Kutipan teks:
^^^^^^^^^^^^^^^^

Walaupun studi LinkedIn mengungkapkan perempuan lebih rentan mengalami quarter-life crisis, Kantor Statistik Nasional Inggris melaporkan tiga perempat lelaki Inggris tewas bunuh diri kemungkinan karena masalah kesehatan mental. Hal ini menunjukkan laki-laki muda mengalami kegalauan yang lebih dalam daripada yang kita sadari.

Freddie dilanda quarter-life crisis di awal usia 20-an. Keadaan tersebut pada akhirnya memicu mental breakdown yang lebih parah. Lelaki 26 tahun ini sampai ikut terapi karena memiliki pikiran ingin bunuh diri dan mengalami psikosis (tidak bisa membedakan kenyataan dan imajinasi). “Saya membenci diri sendiri, dan terus merenungkan jati diriku sebenarnya,” tuturnya.

Iklan

Kondisi Freddie memburuk selama pandemi. Tak lama setelah Inggris menjalani lockdown jilid pertama, dia menderita serangan panik parah karena merasakan gejala Covid-19.

“Saya membayangkan kematianku, sendirian di rumah sakit tanpa keluarga. Saya bertanya-tanya apakah kesehatanku akan memburuk jika dirawat di rumah sakit yang rawan infeksi,” Freddie melanjutkan.

Psikoterapis klinis Nathaniel Oke berujar semakin banyak pemuda yang memikirkan kematian akibat Covid-19. “Statistik menunjukkan generasi muda sangat dirugikan dalam hal peluang ekonomi. Karenanya lelaki jadi lebih pesimis,” terangnya.

Seseorang yang mengalami krisis mental cenderung mempertanyakan makna dan tujuan hidup mereka. Apakah yang kita lakukan sudah tepat? Inikah jalan hidup yang ingin kita tempuh? Dalam dunia lelaki, Oke melihat pertanyaan semacam ini didasari oleh masalah utama seperti konsep maskulinitas pada masyarakat dan apa artinya menjadi laki-laki.

Nana, 37 tahun, membeberkan krisis jati diri yang menimpanya dipicu oleh rasa malu. “Saya dulu malu menjadi lelaki Muslim kulit hitam yang menyandang disabilitas di Inggris,” ujarnya. “Lelaki kulit hitam tampaknya mengalami quarter-life crisis sejak umur 24. Orang tua keturunan Afrika membandingkan anaknya dengan orang lain dalam lingkaran sosial untuk meningkatkan status mereka.”

Psikoterapis klinis Hilda Burke mencatat usia 25 telah menjadi usia penting seperti 18, 21 dan 30. Kita diharapkan telah melakukan pencapaian tertentu pada usia-usia ini.

^^^^^^^^^^^^^^^^

Kumpulan catatan:
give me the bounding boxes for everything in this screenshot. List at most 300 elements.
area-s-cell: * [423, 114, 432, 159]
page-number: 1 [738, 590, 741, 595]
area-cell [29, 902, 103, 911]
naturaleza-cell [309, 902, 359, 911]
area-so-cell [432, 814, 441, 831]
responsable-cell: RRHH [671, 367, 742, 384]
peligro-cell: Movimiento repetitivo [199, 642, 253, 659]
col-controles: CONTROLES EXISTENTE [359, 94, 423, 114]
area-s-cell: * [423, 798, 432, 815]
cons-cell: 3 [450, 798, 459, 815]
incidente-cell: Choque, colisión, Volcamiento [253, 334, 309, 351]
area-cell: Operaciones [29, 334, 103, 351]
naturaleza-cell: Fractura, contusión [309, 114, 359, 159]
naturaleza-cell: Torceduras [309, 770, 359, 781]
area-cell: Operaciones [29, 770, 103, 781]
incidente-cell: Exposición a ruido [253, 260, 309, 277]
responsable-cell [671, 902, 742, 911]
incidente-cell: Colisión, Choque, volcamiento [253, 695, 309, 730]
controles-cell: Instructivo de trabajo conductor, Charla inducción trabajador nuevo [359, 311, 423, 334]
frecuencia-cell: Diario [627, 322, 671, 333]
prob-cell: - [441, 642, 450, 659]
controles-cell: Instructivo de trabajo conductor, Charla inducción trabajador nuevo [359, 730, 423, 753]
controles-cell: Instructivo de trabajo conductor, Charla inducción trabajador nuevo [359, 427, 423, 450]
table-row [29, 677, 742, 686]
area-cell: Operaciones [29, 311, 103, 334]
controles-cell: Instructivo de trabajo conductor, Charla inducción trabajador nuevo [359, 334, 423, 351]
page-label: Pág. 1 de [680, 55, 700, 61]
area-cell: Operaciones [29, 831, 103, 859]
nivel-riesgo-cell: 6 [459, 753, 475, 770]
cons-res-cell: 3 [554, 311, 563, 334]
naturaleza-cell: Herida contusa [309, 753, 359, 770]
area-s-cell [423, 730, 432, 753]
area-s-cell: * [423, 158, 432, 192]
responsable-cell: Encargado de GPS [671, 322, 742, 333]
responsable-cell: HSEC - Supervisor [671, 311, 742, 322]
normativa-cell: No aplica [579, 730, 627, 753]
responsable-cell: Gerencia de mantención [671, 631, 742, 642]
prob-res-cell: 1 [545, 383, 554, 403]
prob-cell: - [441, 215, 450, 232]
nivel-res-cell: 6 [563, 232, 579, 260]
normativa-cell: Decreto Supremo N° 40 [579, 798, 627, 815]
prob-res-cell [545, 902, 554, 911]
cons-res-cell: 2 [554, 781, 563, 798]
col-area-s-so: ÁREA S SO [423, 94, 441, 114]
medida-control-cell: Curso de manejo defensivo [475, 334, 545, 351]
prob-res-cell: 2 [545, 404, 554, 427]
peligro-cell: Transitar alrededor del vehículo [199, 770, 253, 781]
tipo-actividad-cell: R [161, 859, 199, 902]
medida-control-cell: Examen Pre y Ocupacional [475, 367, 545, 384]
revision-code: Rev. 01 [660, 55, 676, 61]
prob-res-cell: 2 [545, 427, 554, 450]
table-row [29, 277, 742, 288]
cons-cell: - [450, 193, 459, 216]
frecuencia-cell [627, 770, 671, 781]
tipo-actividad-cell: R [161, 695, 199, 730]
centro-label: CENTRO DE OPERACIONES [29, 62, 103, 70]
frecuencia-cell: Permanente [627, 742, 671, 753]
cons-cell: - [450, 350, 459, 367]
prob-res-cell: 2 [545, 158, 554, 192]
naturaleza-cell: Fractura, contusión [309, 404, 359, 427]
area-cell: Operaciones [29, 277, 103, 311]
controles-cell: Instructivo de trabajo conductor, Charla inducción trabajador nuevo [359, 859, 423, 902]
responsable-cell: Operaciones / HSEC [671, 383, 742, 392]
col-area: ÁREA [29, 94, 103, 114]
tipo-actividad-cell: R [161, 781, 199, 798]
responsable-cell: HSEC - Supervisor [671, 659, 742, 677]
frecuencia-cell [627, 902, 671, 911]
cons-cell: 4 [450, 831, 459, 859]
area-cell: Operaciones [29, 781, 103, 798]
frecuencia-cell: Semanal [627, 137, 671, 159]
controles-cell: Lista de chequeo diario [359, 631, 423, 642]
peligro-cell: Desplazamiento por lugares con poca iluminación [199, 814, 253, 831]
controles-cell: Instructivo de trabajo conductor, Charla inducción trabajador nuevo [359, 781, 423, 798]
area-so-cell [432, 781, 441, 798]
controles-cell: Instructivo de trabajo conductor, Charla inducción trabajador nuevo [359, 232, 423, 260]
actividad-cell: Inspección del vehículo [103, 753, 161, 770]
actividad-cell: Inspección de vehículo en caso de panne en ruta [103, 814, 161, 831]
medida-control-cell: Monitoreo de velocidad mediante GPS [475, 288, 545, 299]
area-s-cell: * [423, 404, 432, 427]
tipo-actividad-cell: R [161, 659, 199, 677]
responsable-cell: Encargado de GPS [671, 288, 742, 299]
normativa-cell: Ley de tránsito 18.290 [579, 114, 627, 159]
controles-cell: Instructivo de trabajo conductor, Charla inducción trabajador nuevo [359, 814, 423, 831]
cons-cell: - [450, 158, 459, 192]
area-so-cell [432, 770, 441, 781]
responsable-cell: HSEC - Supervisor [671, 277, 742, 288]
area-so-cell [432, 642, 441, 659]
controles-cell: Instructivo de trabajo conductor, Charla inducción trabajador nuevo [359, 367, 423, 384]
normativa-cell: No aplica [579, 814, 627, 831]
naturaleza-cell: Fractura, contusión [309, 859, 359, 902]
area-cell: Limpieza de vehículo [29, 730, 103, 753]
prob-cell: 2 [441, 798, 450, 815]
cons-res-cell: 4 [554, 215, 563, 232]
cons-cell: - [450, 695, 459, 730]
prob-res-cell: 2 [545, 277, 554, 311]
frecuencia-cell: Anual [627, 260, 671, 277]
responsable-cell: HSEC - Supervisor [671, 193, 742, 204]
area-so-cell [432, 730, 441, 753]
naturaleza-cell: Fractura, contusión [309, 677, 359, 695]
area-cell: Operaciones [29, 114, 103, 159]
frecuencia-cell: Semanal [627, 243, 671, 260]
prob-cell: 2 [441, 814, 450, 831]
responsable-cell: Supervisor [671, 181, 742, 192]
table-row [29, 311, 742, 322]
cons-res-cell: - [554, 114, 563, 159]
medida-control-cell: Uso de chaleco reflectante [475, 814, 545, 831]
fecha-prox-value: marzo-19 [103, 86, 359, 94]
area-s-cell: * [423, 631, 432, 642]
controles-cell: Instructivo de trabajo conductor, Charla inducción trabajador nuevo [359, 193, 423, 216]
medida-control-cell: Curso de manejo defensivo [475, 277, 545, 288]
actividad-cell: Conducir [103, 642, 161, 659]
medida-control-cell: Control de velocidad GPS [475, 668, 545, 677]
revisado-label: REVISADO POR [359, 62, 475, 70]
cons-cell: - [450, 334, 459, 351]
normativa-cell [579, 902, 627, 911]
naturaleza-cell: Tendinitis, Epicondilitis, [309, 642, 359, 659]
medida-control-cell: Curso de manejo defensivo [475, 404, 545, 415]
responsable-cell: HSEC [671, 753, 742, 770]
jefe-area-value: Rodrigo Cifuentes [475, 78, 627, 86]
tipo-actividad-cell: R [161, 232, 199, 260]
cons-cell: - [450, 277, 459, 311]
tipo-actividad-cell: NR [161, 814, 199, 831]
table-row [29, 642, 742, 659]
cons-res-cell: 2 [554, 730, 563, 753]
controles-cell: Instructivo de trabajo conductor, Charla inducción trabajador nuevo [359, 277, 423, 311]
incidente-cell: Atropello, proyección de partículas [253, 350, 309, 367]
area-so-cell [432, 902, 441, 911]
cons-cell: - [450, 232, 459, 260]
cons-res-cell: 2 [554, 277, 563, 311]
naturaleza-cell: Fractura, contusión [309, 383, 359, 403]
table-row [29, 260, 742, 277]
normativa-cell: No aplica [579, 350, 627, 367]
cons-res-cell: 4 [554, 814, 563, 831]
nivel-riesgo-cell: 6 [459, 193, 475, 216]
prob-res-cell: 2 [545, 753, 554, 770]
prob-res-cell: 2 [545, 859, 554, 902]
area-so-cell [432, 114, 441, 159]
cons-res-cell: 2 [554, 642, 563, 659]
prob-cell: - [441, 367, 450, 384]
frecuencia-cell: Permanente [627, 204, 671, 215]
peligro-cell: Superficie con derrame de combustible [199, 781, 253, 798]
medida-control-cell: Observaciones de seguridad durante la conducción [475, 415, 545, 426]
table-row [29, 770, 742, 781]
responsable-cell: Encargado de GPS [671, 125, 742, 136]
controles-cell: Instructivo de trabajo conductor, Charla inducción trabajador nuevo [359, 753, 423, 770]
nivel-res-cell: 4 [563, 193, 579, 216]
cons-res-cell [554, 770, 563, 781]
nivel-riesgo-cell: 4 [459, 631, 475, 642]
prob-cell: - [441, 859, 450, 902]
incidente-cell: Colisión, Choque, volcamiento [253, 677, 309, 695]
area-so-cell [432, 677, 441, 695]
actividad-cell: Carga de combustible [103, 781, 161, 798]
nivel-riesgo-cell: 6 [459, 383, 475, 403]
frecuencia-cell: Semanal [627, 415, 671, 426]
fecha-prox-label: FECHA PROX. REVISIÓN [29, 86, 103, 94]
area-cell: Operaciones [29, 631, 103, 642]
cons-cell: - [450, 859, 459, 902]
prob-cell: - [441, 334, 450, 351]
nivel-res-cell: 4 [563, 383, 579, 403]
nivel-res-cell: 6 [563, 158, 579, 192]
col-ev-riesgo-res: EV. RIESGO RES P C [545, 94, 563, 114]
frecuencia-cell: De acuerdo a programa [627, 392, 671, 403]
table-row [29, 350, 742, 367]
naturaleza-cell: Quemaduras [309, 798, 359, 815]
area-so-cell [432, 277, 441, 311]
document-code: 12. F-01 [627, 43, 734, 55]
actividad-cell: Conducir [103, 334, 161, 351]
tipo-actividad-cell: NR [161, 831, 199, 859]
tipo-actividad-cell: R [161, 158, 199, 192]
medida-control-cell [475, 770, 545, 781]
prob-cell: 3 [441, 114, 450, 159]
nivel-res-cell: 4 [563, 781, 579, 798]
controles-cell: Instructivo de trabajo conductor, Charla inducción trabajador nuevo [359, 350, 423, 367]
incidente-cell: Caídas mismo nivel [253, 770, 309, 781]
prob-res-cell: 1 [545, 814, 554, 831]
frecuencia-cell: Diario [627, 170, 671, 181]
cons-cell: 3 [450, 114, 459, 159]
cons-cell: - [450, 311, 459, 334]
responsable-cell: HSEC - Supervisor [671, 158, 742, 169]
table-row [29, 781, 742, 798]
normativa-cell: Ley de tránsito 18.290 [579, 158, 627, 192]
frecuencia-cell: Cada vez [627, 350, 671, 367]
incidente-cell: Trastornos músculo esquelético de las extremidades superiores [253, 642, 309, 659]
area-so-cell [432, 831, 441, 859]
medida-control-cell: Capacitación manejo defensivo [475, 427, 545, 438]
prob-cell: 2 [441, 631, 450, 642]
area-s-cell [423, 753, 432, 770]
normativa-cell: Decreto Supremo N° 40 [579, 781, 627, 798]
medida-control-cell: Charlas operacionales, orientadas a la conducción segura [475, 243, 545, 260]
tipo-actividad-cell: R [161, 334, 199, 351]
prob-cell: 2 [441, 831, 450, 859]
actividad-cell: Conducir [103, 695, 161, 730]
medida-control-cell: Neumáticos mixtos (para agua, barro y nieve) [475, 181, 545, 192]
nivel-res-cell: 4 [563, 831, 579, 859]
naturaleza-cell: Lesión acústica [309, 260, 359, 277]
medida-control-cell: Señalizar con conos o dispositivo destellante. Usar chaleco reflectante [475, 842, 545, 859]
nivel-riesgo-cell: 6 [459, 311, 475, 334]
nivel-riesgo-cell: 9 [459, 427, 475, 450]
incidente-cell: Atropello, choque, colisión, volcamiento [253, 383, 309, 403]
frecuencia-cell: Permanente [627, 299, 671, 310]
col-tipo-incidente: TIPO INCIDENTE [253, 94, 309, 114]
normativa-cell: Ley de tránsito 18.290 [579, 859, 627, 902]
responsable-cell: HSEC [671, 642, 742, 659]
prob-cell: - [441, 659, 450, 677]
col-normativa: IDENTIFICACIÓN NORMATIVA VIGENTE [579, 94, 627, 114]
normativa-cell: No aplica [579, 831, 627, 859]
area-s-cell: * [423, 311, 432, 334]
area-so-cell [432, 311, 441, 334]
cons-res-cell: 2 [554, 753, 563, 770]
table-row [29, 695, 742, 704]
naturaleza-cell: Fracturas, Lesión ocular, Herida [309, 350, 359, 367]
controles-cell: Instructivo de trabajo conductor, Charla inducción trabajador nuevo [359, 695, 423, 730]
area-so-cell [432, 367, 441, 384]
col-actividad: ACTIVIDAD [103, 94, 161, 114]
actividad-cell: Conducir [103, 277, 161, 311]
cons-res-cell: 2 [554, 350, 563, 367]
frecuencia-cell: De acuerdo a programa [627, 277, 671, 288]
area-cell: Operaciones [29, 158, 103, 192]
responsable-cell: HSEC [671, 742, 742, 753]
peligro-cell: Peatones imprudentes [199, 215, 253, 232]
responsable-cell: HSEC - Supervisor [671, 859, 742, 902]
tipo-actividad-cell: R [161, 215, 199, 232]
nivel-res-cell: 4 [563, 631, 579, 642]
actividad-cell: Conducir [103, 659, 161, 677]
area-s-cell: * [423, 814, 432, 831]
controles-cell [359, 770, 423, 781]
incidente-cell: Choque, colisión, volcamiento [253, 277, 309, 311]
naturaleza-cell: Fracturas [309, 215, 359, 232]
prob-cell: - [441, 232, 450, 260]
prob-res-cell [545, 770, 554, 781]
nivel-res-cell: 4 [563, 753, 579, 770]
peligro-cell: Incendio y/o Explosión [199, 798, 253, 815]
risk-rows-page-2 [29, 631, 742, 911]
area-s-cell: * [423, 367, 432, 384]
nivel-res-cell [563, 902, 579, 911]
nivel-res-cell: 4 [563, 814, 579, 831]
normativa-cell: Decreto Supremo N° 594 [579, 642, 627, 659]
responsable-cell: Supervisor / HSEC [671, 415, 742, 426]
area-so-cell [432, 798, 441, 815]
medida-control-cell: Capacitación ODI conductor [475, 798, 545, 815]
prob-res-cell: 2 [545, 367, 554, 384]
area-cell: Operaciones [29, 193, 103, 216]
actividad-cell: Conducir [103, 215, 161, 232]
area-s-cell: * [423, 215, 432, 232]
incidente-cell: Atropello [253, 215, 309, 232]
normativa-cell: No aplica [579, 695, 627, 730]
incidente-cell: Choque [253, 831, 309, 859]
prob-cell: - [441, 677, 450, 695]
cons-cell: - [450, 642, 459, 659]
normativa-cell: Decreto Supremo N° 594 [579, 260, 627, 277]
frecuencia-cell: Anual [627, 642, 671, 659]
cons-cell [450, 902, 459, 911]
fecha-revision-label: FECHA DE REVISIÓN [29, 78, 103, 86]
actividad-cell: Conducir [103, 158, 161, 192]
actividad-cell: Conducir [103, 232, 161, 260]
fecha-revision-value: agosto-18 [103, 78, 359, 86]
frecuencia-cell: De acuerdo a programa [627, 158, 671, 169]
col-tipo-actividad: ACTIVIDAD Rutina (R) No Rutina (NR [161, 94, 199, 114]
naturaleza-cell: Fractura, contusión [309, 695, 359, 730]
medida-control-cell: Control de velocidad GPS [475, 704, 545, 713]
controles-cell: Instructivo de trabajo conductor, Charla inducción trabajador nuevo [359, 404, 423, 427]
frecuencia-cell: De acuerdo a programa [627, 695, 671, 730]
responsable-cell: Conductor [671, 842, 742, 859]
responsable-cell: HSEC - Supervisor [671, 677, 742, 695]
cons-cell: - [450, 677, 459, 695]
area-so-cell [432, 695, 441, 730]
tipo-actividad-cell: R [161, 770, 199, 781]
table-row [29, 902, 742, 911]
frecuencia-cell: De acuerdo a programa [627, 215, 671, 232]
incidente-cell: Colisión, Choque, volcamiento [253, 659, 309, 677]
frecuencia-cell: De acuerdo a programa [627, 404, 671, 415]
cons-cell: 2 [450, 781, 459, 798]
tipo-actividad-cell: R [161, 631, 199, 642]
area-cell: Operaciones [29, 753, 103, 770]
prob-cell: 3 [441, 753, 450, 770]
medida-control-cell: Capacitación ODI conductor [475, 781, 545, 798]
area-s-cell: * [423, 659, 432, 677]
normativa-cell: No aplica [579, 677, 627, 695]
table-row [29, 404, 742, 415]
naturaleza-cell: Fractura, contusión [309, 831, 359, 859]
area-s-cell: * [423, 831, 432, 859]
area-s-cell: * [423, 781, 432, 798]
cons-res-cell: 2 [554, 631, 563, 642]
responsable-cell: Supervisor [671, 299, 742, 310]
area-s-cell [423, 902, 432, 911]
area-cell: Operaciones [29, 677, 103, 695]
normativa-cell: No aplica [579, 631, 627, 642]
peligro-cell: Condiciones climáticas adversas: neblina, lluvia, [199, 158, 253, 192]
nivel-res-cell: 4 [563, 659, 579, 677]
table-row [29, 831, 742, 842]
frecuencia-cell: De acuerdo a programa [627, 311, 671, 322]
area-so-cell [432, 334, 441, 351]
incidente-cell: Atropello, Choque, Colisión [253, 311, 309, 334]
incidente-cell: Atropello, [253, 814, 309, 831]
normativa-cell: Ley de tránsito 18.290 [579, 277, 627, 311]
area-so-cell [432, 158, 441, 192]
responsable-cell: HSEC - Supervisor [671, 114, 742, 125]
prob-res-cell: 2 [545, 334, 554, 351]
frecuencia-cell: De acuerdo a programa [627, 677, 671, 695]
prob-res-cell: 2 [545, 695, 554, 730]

^^^^^^^^^^^^^^^^

Petunjuk Pengerjaan:
(a) Tentukan apakah setiap pernyataan berikut sesuai dengan kutipan teks tentang quarter-life crisis, lalu jawab ya atau tidak disertai kata-kata penentu dari teks itu: (i) Freddie berusia 26 tahun. (ii) Serangan panik Freddie terjadi sebelum Inggris menjalani lockdown pertama. (iii) Hilda Burke menyebut usia 25 sebagai usia penting seperti 18, 21 dan 30.
(b) Salin ulang sebagian kutipan teks tanpa mengubah apa pun, mulai dari kata-kata yang memuat "Freddie dilanda quarter-life" dan berhenti setelah "merasakan gejala Covid-19.".

Jawaban per nomor:
(a)
(i) Ya: "Lelaki 26 tahun ini"
(ii) Tidak: "Tak lama setelah Inggris menjalani lockdown jilid pertama, dia menderita serangan panik parah"
(iii) Ya: "usia 25 telah menjadi usia penting seperti 18, 21 dan 30"

(b)
Freddie dilanda quarter-life crisis di awal usia 20-an. Keadaan tersebut pada akhirnya memicu mental breakdown yang lebih parah. Lelaki 26 tahun ini sampai ikut terapi karena memiliki pikiran ingin bunuh diri dan mengalami psikosis (tidak bisa membedakan kenyataan dan imajinasi). “Saya membenci diri sendiri, dan terus merenungkan jati diriku sebenarnya,” tuturnya.

Iklan

Kondisi Freddie memburuk selama pandemi. Tak lama setelah Inggris menjalani lockdown jilid pertama, dia menderita serangan panik parah karena merasakan gejala Covid-19.